→ Extract to read:
Begin

Saturday 13 April 2013

Miller's Memoirs - Part One

The recent publication of FAM's story in three parts in the Canadian Owners and Pilots Association "Flight" newspaper led to a good number of notes, emails, phone conversations and kind words in the pilot's lounge at my local airfield.
I learned a great many lessons from these interactions no matter how brief or seemingly inconsequential.
In short order, it became clear that this story was not just about an airplane, a father, a son and a shared love of flight.  It is about so much more - life, death, loss, the richness of life, our tenuous, fragile grasp of existence and our collective hopelessness when we are suddenly robbed of the tangible. 
When this happens, to an individual, we wallow  - stumbling around in the fog like a lost airplane and an uncertain crew, wincing in anticipation of the unimaginable.  For the uninitiated, think about how it feels to grope around in the blackest of dark nights, feeling for the light switch and knowing that the precipice of a stairwell lurks in the flat shadows.

End

→ List of tasks:
**a.** Answer these questions on the Miller's Memoirs extract:
(i) In which newspaper did FAM's story appear, and in how many parts?
(ii) Where did the writer hear kind words after the story appeared?
(iii) In the image of the dark night, what lurks in the flat shadows?
**b.** Rewrite the part of the Miller's Memoirs extract that opens with the words containing "The recent publication" and closes with "of the tangible.", putting "clubhouse" in place of "pilot's lounge".
**c.** Extend the Miller's Memoirs extract with the passage that comes next, picking up after its last sentence.

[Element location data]

Begin

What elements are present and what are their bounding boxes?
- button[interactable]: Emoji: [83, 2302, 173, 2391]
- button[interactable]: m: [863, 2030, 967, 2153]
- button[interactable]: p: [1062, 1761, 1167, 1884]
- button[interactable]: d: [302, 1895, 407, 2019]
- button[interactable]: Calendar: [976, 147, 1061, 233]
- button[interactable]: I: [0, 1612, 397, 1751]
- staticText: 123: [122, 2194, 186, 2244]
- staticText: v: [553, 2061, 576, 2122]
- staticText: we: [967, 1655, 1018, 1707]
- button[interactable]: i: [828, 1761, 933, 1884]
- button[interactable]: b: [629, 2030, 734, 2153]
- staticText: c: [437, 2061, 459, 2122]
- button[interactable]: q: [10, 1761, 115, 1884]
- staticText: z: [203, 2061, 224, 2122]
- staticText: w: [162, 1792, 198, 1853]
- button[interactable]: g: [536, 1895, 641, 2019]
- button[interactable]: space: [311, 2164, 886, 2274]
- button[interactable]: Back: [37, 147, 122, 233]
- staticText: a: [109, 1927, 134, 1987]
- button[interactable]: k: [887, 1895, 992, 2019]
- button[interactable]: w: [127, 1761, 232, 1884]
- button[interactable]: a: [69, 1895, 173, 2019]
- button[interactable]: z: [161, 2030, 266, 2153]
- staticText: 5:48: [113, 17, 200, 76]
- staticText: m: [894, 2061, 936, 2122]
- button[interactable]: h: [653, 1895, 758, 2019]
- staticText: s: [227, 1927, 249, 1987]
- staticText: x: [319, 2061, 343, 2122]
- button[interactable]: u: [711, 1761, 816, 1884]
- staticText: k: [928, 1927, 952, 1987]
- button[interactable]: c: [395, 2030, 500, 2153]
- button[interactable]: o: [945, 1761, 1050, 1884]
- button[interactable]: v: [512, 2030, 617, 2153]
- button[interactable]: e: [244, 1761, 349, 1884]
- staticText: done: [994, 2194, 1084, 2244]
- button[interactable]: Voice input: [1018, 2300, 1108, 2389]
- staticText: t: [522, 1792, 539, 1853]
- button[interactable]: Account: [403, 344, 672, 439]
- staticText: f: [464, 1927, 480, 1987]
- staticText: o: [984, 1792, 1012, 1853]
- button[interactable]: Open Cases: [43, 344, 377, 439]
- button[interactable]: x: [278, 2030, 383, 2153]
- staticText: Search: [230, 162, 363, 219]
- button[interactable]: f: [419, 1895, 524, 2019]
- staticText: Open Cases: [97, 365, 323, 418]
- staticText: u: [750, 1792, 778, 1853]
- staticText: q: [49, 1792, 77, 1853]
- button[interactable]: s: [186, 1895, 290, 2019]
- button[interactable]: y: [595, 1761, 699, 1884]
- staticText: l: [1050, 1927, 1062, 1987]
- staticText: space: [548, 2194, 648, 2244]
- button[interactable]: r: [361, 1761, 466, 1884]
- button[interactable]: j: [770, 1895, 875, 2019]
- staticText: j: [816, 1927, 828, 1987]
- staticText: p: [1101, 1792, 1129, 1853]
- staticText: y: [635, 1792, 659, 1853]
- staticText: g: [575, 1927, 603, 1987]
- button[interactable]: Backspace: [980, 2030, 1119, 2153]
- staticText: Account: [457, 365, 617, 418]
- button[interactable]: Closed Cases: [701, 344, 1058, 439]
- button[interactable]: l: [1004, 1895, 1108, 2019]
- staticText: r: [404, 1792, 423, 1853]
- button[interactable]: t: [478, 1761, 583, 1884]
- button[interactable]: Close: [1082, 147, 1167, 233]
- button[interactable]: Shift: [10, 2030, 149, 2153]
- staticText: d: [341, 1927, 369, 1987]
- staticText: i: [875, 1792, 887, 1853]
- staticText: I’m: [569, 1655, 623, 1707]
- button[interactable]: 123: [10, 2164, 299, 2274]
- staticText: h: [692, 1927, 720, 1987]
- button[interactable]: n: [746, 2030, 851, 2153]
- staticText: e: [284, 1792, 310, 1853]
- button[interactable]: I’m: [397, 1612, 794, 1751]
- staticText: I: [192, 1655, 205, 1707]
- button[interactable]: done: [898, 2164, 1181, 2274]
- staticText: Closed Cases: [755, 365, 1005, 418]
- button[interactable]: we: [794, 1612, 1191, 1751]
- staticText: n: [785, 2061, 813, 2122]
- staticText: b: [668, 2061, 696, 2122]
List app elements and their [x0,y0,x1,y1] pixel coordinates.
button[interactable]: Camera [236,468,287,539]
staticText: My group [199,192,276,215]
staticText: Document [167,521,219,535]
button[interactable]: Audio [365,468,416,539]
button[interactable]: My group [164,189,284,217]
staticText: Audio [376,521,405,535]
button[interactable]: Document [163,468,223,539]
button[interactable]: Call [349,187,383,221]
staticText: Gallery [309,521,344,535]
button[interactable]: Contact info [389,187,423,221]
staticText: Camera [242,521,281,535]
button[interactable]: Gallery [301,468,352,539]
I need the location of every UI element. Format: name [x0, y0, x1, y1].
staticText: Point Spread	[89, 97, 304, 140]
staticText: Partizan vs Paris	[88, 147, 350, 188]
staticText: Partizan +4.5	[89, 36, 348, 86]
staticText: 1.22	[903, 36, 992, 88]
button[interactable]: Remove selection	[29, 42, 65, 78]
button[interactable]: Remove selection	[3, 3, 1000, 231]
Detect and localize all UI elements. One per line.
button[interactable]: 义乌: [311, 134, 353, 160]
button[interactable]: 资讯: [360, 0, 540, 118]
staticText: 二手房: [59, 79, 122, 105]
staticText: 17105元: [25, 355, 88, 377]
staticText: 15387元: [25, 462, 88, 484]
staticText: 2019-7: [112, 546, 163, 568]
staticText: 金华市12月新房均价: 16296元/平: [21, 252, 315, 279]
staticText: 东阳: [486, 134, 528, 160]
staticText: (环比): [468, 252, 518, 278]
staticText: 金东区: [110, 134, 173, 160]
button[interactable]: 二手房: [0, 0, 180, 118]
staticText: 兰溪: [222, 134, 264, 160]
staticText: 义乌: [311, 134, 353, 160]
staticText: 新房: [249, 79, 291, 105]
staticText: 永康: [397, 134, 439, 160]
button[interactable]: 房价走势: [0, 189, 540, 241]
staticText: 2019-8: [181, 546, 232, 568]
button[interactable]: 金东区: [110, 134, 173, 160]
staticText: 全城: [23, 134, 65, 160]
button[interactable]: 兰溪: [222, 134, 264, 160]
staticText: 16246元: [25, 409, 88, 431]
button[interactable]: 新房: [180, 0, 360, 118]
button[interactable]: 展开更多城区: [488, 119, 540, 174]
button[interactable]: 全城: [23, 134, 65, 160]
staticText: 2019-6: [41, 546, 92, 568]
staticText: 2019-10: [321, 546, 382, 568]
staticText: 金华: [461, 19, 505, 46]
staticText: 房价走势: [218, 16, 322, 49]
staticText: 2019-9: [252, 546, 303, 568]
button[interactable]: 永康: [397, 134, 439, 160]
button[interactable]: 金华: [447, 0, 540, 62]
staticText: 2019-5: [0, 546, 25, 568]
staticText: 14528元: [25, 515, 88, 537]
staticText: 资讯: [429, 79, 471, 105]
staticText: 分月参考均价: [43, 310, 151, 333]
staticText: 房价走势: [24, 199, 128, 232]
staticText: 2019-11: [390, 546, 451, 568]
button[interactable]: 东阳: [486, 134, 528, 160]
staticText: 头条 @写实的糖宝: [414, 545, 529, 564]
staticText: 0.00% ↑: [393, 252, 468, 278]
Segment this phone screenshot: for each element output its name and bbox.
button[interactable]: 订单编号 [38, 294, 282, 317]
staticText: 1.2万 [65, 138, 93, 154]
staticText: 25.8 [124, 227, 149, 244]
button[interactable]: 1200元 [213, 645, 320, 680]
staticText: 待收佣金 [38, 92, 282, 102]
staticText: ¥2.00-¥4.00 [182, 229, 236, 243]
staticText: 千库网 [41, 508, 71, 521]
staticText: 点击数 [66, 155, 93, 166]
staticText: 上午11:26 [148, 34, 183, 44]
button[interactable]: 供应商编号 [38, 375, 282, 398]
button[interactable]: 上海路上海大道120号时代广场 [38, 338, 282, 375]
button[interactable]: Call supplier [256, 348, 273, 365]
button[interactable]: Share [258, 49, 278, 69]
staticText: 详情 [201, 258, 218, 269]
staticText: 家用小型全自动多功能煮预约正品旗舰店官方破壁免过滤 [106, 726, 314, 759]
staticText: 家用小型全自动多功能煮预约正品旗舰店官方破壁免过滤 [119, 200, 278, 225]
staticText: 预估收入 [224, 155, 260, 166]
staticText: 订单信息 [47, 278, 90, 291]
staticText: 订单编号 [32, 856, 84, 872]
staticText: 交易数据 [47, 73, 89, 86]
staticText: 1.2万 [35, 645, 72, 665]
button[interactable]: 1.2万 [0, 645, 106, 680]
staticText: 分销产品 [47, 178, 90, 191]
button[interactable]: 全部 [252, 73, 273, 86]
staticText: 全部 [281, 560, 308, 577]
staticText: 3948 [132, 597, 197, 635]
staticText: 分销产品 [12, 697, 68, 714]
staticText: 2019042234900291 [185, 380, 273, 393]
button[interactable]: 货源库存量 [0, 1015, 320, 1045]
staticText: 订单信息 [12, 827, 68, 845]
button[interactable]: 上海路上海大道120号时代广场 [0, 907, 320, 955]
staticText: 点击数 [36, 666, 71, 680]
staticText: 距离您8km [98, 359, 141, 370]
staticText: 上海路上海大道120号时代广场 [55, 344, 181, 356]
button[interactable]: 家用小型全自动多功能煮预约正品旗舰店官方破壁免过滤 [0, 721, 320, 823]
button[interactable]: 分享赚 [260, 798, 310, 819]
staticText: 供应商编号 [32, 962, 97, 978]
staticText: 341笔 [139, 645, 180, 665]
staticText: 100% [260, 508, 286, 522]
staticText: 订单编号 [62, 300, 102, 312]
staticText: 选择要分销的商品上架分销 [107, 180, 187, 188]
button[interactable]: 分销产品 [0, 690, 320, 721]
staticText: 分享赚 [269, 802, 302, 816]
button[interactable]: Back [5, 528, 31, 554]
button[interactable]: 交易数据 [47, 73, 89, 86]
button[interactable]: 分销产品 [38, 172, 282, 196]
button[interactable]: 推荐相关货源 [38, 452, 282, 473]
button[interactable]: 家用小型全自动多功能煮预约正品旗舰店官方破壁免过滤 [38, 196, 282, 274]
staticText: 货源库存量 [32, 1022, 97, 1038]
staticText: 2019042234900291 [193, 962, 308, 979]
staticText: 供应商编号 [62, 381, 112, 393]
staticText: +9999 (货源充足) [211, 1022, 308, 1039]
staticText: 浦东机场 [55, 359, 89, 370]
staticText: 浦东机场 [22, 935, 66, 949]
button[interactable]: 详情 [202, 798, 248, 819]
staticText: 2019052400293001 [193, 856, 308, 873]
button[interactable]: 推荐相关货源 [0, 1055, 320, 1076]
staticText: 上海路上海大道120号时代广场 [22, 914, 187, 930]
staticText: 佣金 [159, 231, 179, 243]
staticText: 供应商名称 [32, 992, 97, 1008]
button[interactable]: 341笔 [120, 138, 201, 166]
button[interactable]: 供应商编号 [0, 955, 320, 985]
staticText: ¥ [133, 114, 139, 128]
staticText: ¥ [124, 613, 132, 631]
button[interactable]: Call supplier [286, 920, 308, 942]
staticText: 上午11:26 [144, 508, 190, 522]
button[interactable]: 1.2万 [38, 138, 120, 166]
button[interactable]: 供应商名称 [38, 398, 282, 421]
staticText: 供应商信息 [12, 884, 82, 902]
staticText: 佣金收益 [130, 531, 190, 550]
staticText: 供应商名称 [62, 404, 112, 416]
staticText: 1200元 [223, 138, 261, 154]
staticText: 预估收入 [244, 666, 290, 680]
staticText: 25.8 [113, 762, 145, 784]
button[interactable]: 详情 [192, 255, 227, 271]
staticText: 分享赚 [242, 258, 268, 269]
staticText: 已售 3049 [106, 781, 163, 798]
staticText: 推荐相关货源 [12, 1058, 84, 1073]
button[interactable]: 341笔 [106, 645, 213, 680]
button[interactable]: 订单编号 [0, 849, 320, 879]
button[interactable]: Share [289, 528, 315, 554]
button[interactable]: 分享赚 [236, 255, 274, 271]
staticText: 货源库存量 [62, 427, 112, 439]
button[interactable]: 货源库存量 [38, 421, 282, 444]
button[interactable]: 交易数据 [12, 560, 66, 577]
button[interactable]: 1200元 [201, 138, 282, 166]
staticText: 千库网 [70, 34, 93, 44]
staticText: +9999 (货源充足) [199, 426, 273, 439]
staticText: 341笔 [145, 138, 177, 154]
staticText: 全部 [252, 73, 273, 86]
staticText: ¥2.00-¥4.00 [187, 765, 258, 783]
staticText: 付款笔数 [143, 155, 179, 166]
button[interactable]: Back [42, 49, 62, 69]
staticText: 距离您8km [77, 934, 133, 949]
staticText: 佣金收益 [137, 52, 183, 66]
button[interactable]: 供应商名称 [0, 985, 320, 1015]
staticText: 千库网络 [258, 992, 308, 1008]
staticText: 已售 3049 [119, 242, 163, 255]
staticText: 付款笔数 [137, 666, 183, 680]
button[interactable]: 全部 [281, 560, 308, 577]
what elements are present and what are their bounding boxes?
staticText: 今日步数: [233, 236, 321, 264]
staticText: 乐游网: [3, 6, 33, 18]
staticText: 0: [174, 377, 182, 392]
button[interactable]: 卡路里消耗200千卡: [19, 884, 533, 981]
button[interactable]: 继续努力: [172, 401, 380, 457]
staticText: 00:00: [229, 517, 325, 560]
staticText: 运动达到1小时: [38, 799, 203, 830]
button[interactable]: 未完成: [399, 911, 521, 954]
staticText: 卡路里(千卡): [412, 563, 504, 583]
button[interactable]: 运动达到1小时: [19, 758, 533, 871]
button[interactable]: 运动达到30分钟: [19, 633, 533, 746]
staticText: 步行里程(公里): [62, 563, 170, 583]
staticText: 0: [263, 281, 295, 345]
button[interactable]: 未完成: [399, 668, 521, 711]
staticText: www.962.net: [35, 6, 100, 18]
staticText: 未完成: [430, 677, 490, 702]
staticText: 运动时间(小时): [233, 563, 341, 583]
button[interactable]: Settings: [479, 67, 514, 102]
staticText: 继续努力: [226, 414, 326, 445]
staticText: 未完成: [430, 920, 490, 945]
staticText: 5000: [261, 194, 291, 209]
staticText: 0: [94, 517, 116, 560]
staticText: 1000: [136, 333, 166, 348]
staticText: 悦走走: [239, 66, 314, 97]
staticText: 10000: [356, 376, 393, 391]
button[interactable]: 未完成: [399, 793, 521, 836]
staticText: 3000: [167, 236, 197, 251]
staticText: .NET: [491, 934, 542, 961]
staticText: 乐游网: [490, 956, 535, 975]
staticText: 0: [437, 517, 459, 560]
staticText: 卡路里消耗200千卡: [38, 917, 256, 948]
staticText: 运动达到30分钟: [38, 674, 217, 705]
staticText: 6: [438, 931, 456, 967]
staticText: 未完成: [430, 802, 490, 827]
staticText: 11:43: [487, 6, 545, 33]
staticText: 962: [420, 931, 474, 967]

End

→ Solved tasks:
**a.**
(i) The Canadian Owners and Pilots Association "Flight" newspaper, in three parts.
(ii) In the pilot's lounge at the writer's local airfield.
(iii) The precipice of a stairwell.

**b.**
The recent publication of FAM's story in three parts in the Canadian Owners and Pilots Association "Flight" newspaper led to a good number of notes, emails, phone conversations and kind words in the clubhouse at my local airfield.
I learned a great many lessons from these interactions no matter how brief or seemingly inconsequential.
In short order, it became clear that this story was not just about an airplane, a father, a son and a shared love of flight.  It is about so much more - life, death, loss, the richness of life, our tenuous, fragile grasp of existence and our collective hopelessness when we are suddenly robbed of the tangible.

**c.**
When I set out, this is how I felt.  I was very much alone.  With each step, I gained companions - first singly and then in pairs.  A glow appeared on the horizon then a few orphaned shards of dawn and then, finally, the sun.  By the time I reached the wilds of this story, slogging uphill and beating my way through the vines and overgrowth of time and memory, I had the wind at my back.  The support of friends, family then perfect strangers buoyed me and spurred me onwards.

Believe me when I say, this is our story.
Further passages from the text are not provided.